-- Start Records for processing --
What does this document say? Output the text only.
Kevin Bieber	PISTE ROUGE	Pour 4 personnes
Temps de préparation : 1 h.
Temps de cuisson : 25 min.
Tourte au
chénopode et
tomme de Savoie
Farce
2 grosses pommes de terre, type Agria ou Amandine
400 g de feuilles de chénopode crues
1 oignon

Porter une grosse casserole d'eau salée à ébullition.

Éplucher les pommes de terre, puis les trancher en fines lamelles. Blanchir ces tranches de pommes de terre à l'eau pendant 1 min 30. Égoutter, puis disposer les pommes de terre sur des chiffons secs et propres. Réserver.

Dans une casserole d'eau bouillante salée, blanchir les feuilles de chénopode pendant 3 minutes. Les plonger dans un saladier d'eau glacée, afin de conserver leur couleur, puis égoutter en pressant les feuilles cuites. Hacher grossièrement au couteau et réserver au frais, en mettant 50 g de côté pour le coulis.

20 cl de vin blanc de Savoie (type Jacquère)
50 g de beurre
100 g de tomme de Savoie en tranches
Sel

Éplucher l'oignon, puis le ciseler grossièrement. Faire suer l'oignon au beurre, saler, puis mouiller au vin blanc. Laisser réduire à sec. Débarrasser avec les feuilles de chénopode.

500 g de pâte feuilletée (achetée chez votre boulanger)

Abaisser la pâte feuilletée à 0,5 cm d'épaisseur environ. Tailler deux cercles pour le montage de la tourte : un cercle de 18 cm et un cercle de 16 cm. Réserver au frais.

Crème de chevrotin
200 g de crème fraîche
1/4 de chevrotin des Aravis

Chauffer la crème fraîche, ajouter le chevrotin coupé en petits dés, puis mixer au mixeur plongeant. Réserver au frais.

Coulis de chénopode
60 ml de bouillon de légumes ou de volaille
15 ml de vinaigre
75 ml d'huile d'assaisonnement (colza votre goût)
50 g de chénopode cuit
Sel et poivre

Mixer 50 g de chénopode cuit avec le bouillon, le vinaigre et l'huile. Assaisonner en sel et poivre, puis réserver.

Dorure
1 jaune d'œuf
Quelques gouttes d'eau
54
-- End Records for processing --
__Written problem__
Please repeat the listing exactly, with nothing left out.

__Completed exercise__
What does this document say? Output the text only.
Kevin Bieber	PISTE ROUGE	Pour 4 personnes
Temps de préparation : 1 h.
Temps de cuisson : 25 min.
Tourte au
chénopode et
tomme de Savoie
Farce
2 grosses pommes de terre, type Agria ou Amandine
400 g de feuilles de chénopode crues
1 oignon

Porter une grosse casserole d'eau salée à ébullition.

Éplucher les pommes de terre, puis les trancher en fines lamelles. Blanchir ces tranches de pommes de terre à l'eau pendant 1 min 30. Égoutter, puis disposer les pommes de terre sur des chiffons secs et propres. Réserver.

Dans une casserole d'eau bouillante salée, blanchir les feuilles de chénopode pendant 3 minutes. Les plonger dans un saladier d'eau glacée, afin de conserver leur couleur, puis égoutter en pressant les feuilles cuites. Hacher grossièrement au couteau et réserver au frais, en mettant 50 g de côté pour le coulis.

20 cl de vin blanc de Savoie (type Jacquère)
50 g de beurre
100 g de tomme de Savoie en tranches
Sel

Éplucher l'oignon, puis le ciseler grossièrement. Faire suer l'oignon au beurre, saler, puis mouiller au vin blanc. Laisser réduire à sec. Débarrasser avec les feuilles de chénopode.

500 g de pâte feuilletée (achetée chez votre boulanger)

Abaisser la pâte feuilletée à 0,5 cm d'épaisseur environ. Tailler deux cercles pour le montage de la tourte : un cercle de 18 cm et un cercle de 16 cm. Réserver au frais.

Crème de chevrotin
200 g de crème fraîche
1/4 de chevrotin des Aravis

Chauffer la crème fraîche, ajouter le chevrotin coupé en petits dés, puis mixer au mixeur plongeant. Réserver au frais.

Coulis de chénopode
60 ml de bouillon de légumes ou de volaille
15 ml de vinaigre
75 ml d'huile d'assaisonnement (colza votre goût)
50 g de chénopode cuit
Sel et poivre

Mixer 50 g de chénopode cuit avec le bouillon, le vinaigre et l'huile. Assaisonner en sel et poivre, puis réserver.

Dorure
1 jaune d'œuf
Quelques gouttes d'eau
54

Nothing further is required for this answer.